Passage shown
################
Edward Wayne Edwards (June 14, 1933 – April 7, 2011) was an  American serial killer. Edwards escaped from jail in Akron, Ohio, in 1955 and fled across the country, holding up gas stations. By 1961, he was on the FBI's Ten Most Wanted Fugitives list.

Edwards was captured and arrested in Atlanta, Georgia on January 20, 1962. After he was granted parole in 1967, Edwards murdered at least five people between 1977 and 1996, and he is suspected of several additional killings.

Background
Edwards was born in Akron, Ohio in 1933. In his autobiography Edwards wrote that he grew up in an orphanage, and that he was abused both physically and emotionally by nuns there.

Edwards was allowed out of juvenile detention to join the U.S. Marines, but he eventually went  and was dishonorably discharged. He traveled frequently during his 20s and 30s, working assorted jobs such as working as a ship docker, vacuum cleaner retailer and handyman.

In 1955, Edwards escaped from a jail in Akron and drifted around the country robbing gas stations. He wrote that he never disguised himself during these crimes because he wanted to be famous. He was placed on the FBI's 10 Most Wanted list in 1961. After his 1962 capture, he was imprisoned in Leavenworth, from which he was paroled in 1967. Edwards claimed that the influence of a benevolent guard at Leavenworth reformed him. He married and became a motivational speaker.

Edwards appeared on two television shows, To Tell the Truth (1972) and What's My Line? He wrote an autobiography, The Metamorphosis of a Criminal: The True Life Story of Ed Edwards, in 1972. By 1982 he had returned to crime, and was imprisoned in Pennsylvania for two years for arson.

Between 1974 and 2009, Edwards lived in more than a dozen different states when not incarcerated, according to his daughter April, using many false names.
################
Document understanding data
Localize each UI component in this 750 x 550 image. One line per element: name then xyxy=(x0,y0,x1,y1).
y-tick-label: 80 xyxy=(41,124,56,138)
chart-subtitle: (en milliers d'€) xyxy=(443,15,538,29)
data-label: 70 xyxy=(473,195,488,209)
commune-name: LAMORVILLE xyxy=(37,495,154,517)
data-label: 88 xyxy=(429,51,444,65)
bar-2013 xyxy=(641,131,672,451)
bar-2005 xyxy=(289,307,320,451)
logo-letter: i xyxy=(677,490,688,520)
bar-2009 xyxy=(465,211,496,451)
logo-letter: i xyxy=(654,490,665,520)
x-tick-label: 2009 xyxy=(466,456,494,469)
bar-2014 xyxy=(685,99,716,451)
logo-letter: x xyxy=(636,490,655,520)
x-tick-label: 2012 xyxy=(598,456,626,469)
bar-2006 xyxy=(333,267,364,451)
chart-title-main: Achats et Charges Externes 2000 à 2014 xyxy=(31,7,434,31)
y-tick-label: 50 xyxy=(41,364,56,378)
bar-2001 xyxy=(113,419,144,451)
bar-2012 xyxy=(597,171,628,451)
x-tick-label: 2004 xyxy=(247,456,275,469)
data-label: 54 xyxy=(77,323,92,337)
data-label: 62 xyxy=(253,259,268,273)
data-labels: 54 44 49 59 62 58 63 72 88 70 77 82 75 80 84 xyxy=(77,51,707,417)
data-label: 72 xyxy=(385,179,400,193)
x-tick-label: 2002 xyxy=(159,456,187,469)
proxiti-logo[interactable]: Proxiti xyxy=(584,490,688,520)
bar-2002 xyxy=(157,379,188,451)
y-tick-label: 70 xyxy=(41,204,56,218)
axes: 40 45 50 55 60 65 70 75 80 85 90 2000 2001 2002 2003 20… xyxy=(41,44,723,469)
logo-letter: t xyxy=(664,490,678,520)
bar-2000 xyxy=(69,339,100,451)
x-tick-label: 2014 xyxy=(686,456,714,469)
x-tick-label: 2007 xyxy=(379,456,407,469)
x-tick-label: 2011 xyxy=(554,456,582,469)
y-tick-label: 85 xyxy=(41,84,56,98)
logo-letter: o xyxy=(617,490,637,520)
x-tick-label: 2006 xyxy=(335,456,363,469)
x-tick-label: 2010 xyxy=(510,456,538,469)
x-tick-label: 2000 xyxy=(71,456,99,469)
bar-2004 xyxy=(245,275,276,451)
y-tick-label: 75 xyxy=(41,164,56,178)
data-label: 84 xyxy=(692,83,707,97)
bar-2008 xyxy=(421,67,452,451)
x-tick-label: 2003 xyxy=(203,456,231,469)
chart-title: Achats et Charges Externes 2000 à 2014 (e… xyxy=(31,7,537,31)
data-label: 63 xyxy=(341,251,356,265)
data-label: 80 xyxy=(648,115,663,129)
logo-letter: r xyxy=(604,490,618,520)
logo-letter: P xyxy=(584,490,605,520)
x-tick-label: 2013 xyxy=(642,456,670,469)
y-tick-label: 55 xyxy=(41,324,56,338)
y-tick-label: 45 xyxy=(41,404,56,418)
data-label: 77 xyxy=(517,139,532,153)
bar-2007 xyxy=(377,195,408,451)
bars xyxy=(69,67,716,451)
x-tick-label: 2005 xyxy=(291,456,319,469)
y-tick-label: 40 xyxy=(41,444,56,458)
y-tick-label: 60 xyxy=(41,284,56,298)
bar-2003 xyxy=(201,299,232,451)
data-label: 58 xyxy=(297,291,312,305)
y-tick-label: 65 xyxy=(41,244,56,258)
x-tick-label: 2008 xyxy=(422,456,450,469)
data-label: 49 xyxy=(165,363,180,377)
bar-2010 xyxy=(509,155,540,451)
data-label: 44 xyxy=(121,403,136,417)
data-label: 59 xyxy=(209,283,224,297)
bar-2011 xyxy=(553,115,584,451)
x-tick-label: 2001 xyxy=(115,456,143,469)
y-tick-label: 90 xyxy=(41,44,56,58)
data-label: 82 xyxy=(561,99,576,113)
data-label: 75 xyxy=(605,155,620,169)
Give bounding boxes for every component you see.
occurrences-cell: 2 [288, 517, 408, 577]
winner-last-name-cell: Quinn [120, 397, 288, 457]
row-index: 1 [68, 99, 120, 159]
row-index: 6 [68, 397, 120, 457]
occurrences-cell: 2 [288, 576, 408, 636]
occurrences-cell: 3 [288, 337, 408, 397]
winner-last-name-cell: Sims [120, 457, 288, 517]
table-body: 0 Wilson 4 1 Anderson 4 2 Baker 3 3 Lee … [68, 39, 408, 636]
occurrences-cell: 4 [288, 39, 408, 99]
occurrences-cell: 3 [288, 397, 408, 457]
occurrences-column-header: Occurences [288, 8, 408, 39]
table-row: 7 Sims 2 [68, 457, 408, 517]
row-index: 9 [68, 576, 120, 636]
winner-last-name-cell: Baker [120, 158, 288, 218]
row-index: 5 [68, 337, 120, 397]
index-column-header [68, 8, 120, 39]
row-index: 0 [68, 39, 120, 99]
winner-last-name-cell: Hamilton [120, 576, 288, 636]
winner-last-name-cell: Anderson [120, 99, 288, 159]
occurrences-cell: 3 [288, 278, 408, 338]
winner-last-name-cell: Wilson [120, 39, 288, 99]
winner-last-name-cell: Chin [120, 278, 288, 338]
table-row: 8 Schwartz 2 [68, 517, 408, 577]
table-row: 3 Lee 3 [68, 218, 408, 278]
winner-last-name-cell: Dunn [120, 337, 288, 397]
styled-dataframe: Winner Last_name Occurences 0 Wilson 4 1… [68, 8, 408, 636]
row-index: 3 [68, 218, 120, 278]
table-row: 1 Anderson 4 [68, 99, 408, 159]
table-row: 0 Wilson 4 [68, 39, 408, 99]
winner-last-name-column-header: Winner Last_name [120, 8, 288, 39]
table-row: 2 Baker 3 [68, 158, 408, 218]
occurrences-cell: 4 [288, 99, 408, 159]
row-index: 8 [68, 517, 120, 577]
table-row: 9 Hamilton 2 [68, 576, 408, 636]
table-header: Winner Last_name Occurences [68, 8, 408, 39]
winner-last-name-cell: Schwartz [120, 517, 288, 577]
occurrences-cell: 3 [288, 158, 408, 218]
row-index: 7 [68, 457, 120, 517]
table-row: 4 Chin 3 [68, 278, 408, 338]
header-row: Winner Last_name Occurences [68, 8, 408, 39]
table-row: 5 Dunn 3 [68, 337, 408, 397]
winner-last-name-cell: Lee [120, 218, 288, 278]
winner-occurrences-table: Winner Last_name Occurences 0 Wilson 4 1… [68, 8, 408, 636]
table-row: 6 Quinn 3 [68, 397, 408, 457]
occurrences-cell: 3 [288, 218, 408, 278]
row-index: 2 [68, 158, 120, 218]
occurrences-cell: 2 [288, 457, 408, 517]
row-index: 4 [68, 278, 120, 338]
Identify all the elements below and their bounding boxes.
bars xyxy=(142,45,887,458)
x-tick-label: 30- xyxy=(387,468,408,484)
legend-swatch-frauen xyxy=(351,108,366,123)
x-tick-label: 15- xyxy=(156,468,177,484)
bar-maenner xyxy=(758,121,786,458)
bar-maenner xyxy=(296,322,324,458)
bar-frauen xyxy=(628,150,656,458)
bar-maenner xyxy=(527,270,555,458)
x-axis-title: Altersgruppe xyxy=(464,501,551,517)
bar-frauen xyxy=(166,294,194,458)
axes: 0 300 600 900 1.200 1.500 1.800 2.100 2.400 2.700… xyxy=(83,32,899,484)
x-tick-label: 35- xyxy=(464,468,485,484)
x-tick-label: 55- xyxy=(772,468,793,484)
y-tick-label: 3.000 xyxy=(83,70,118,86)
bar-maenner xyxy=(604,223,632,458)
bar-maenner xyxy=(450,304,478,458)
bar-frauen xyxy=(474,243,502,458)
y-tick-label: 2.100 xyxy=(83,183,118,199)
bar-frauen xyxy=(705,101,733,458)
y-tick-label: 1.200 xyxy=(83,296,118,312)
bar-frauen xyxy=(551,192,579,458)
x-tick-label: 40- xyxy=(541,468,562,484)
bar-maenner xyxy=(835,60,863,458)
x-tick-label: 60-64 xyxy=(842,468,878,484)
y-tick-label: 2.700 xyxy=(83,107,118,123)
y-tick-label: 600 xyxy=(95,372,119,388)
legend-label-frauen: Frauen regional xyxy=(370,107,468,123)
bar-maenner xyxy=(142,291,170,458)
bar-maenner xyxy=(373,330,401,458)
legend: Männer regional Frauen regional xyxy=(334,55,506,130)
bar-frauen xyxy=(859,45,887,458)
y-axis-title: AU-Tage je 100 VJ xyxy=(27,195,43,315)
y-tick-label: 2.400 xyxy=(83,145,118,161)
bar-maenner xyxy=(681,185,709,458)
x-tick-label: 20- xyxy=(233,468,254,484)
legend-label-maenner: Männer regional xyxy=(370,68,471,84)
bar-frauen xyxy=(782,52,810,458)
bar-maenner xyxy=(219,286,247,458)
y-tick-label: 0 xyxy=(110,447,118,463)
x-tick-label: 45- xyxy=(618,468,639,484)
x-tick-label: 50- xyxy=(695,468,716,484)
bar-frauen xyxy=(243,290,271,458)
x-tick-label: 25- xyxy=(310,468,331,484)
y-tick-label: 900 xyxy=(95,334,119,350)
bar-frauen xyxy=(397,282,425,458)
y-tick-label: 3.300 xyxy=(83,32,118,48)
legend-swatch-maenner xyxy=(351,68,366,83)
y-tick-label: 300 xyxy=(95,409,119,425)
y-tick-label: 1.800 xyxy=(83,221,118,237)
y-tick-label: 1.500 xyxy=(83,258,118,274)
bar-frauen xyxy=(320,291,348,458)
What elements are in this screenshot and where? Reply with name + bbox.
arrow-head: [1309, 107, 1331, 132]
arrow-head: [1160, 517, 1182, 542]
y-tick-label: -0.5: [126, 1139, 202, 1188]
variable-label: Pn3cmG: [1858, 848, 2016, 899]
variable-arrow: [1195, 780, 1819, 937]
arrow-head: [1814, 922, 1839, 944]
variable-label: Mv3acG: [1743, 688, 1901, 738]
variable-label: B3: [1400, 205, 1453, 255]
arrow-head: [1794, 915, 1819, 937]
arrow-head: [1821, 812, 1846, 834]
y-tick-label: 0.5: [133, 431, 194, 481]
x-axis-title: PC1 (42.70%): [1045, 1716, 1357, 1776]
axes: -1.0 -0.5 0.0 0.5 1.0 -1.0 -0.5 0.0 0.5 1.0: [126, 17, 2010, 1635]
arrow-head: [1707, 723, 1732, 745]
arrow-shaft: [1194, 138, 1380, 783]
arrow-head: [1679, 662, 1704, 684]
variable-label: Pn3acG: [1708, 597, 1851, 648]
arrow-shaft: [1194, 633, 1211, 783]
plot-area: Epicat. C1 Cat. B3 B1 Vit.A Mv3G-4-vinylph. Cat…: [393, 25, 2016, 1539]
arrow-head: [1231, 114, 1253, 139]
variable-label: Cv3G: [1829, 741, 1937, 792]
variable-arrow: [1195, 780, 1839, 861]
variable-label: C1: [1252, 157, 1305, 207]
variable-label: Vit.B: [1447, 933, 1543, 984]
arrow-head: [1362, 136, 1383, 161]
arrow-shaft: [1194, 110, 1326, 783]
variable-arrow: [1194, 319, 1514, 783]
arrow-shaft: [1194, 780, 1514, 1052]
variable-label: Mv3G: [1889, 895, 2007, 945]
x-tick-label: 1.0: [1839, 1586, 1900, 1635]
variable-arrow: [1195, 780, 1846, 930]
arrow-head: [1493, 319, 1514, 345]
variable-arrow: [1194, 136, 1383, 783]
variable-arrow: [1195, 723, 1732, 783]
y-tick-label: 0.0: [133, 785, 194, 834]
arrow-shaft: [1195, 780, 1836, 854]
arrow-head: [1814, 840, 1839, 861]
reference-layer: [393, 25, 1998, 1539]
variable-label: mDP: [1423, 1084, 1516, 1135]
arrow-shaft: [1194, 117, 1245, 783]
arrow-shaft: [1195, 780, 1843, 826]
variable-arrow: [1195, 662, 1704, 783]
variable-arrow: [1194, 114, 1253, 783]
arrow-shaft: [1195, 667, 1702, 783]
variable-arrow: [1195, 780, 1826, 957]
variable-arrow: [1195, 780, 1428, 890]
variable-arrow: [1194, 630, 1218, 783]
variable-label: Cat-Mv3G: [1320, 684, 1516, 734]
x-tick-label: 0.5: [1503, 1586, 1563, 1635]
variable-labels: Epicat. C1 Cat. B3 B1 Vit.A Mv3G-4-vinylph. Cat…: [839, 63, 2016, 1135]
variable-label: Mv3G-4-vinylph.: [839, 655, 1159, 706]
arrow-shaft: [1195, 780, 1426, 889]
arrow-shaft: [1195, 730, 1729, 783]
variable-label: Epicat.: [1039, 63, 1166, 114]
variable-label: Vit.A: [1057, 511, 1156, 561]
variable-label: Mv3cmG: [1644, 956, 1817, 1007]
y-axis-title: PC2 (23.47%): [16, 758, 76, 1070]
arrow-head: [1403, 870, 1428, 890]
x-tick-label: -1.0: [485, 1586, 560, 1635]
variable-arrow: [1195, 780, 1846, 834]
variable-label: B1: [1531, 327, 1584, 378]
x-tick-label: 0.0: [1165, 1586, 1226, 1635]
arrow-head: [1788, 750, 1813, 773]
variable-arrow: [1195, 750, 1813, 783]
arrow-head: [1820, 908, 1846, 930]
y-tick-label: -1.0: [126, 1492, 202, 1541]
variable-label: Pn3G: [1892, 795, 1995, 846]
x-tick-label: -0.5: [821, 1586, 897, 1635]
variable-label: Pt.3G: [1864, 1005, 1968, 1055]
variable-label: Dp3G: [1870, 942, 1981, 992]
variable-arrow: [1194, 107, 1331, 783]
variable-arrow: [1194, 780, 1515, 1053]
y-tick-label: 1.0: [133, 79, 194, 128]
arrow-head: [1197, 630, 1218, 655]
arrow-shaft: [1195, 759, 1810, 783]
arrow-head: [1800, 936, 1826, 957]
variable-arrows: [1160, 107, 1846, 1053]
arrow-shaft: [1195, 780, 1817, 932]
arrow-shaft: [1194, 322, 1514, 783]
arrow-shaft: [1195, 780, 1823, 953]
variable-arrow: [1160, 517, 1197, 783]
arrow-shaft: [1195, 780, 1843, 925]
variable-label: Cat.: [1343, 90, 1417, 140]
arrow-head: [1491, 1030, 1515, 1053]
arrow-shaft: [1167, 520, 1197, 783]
################
Exercise prompt
Say whether each statement agrees with the Edwards passage, answering yes or no and quoting the words that decide it: (a) Edwards was captured in Atlanta, Georgia, in 1962; (b) Edwards disguised himself while robbing gas stations; (c) after returning to crime, Edwards was imprisoned in Ohio for arson. Work only from the Edwards passage and leave the lines aside.

Written answer
(a) Yes: "Edwards was captured and arrested in Atlanta, Georgia on January 20, 1962."
(b) No: "He wrote that he never disguised himself during these crimes because he wanted to be famous."
(c) No: "was imprisoned in Pennsylvania for two years for arson."